Below is a listing; write it out exactly and drop any images from it.

>>>>>

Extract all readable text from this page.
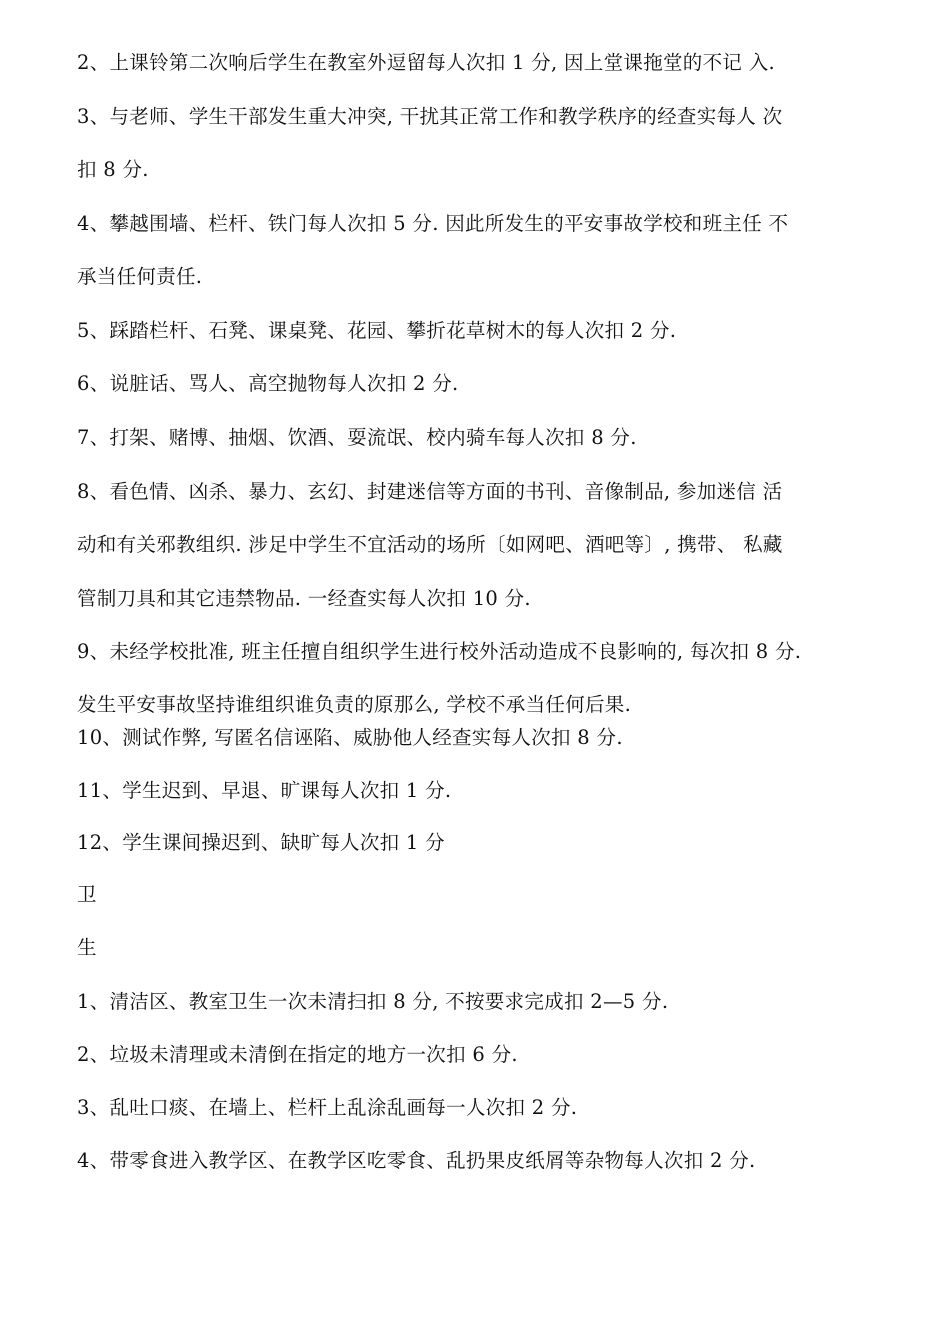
2、上课铃第二次响后学生在教室外逗留每人次扣 1 分, 因上堂课拖堂的不记 入.
3、与老师、学生干部发生重大冲突, 干扰其正常工作和教学秩序的经查实每人 次
扣 8 分.
4、攀越围墙、栏杆、铁门每人次扣 5 分. 因此所发生的平安事故学校和班主任 不
承当任何责任.
5、踩踏栏杆、石凳、课桌凳、花园、攀折花草树木的每人次扣 2 分.
6、说脏话、骂人、高空抛物每人次扣 2 分.
7、打架、赌博、抽烟、饮酒、耍流氓、校内骑车每人次扣 8 分.
8、看色情、凶杀、暴力、玄幻、封建迷信等方面的书刊、音像制品, 参加迷信 活
动和有关邪教组织. 涉足中学生不宜活动的场所〔如网吧、酒吧等〕, 携带、 私藏
管制刀具和其它违禁物品. 一经查实每人次扣 10 分.
9、未经学校批准, 班主任擅自组织学生进行校外活动造成不良影响的, 每次扣 8 分.
发生平安事故坚持谁组织谁负责的原那么, 学校不承当任何后果.
10、测试作弊, 写匿名信诬陷、威胁他人经查实每人次扣 8 分.
11、学生迟到、早退、旷课每人次扣 1 分.
12、学生课间操迟到、缺旷每人次扣 1 分
卫
生
1、清洁区、教室卫生一次未清扫扣 8 分, 不按要求完成扣 2—5 分.
2、垃圾未清理或未清倒在指定的地方一次扣 6 分.
3、乱吐口痰、在墙上、栏杆上乱涂乱画每一人次扣 2 分.
4、带零食进入教学区、在教学区吃零食、乱扔果皮纸屑等杂物每人次扣 2 分.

<<<<<

__Result of this exercise__:
Extract all readable text from this page.
2、上课铃第二次响后学生在教室外逗留每人次扣 1 分, 因上堂课拖堂的不记 入.
3、与老师、学生干部发生重大冲突, 干扰其正常工作和教学秩序的经查实每人 次
扣 8 分.
4、攀越围墙、栏杆、铁门每人次扣 5 分. 因此所发生的平安事故学校和班主任 不
承当任何责任.
5、踩踏栏杆、石凳、课桌凳、花园、攀折花草树木的每人次扣 2 分.
6、说脏话、骂人、高空抛物每人次扣 2 分.
7、打架、赌博、抽烟、饮酒、耍流氓、校内骑车每人次扣 8 分.
8、看色情、凶杀、暴力、玄幻、封建迷信等方面的书刊、音像制品, 参加迷信 活
动和有关邪教组织. 涉足中学生不宜活动的场所〔如网吧、酒吧等〕, 携带、 私藏
管制刀具和其它违禁物品. 一经查实每人次扣 10 分.
9、未经学校批准, 班主任擅自组织学生进行校外活动造成不良影响的, 每次扣 8 分.
发生平安事故坚持谁组织谁负责的原那么, 学校不承当任何后果.
10、测试作弊, 写匿名信诬陷、威胁他人经查实每人次扣 8 分.
11、学生迟到、早退、旷课每人次扣 1 分.
12、学生课间操迟到、缺旷每人次扣 1 分
卫
生
1、清洁区、教室卫生一次未清扫扣 8 分, 不按要求完成扣 2—5 分.
2、垃圾未清理或未清倒在指定的地方一次扣 6 分.
3、乱吐口痰、在墙上、栏杆上乱涂乱画每一人次扣 2 分.
4、带零食进入教学区、在教学区吃零食、乱扔果皮纸屑等杂物每人次扣 2 分.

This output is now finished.